Find and copy lines holding "atrás".

┄┄┄┄┄┄┄┄┄┄

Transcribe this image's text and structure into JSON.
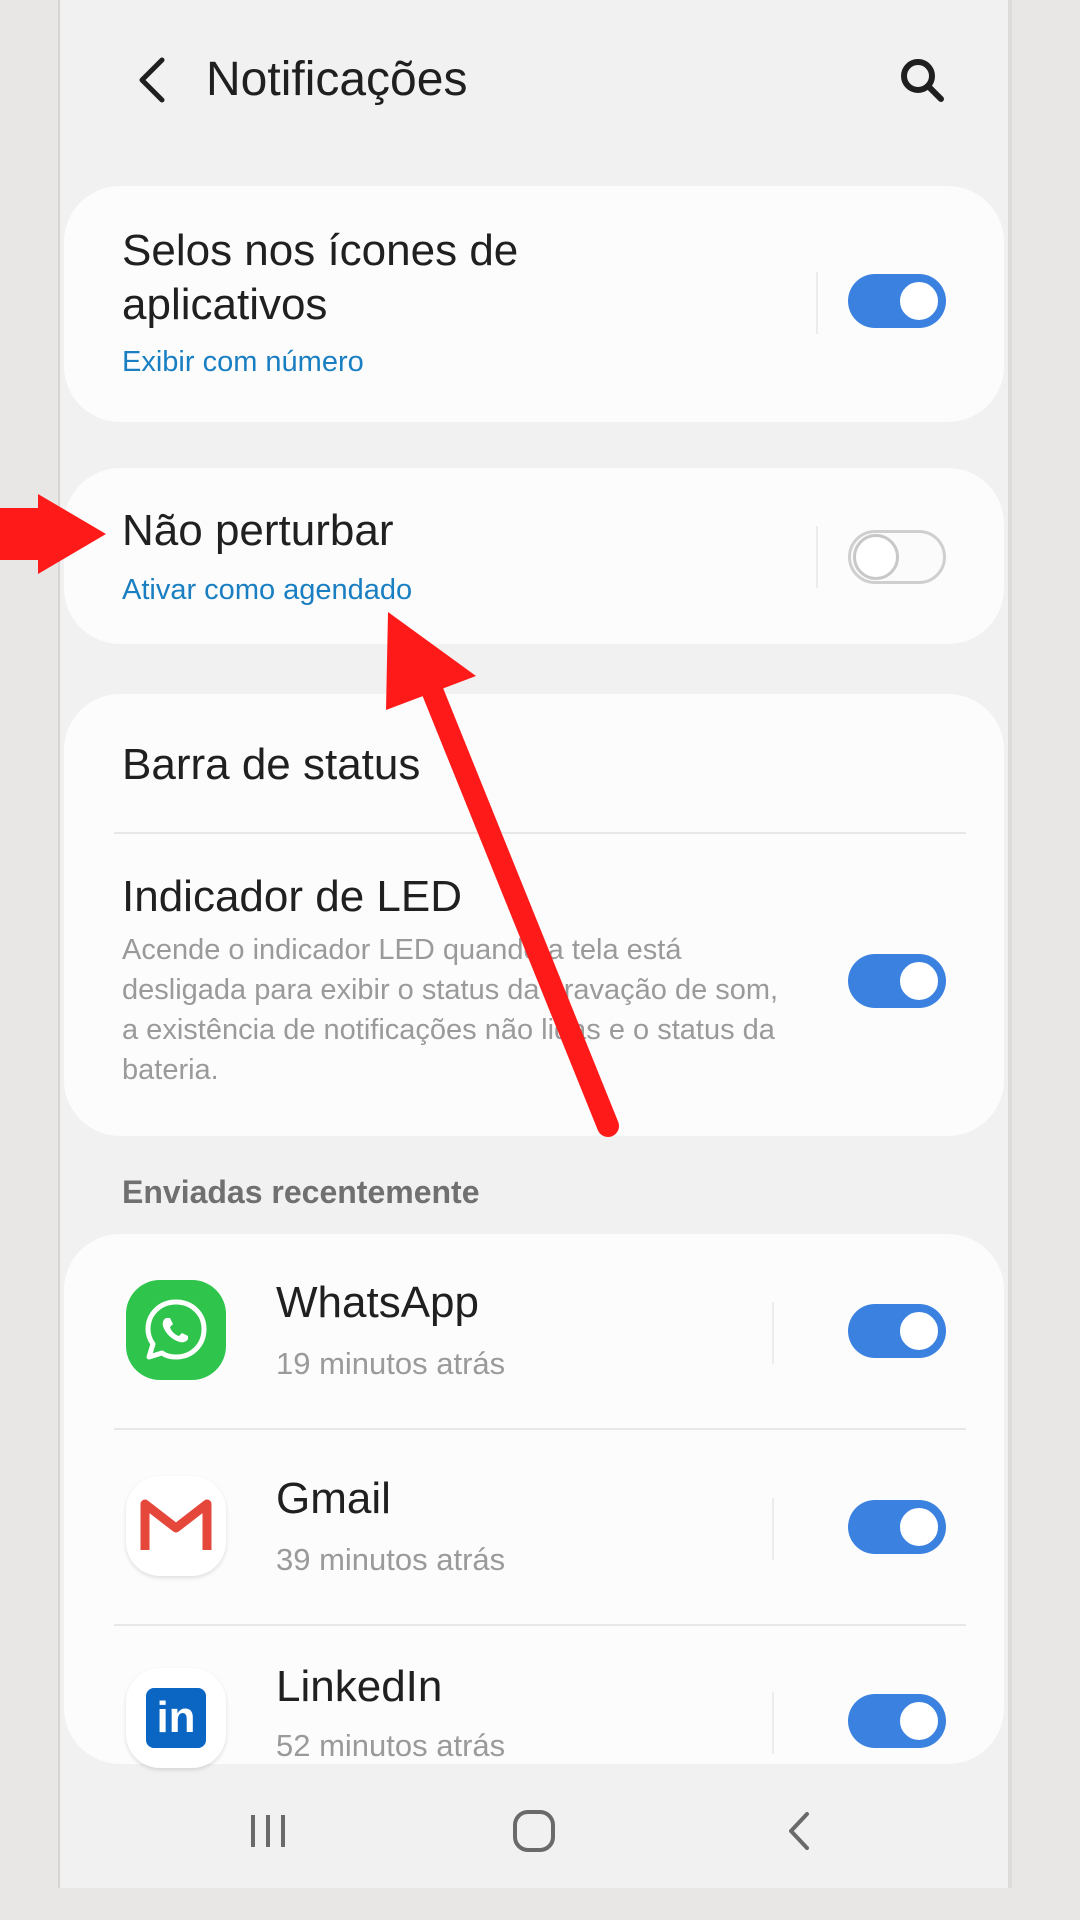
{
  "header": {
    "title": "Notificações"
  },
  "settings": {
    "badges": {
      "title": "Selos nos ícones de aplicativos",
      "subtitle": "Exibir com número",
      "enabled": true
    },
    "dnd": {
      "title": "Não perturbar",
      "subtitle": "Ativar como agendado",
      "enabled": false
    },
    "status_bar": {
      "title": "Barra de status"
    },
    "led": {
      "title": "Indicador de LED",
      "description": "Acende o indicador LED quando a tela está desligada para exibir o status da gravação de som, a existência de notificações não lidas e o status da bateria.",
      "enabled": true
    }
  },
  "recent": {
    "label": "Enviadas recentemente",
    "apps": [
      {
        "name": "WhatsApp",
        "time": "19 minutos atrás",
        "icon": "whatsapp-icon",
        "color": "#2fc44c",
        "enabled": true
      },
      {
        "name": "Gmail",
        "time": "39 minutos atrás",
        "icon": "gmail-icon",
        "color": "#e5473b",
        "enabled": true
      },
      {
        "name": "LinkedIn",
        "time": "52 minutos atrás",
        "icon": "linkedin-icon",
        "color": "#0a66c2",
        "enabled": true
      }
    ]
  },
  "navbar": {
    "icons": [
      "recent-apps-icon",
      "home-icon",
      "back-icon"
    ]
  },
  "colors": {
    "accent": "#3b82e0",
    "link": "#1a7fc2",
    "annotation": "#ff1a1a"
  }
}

┄┄┄┄┄┄┄┄┄┄

- **EXERCISE RESPONSE**:
        "time": "19 minutos atrás",
        "time": "39 minutos atrás",
        "time": "52 minutos atrás",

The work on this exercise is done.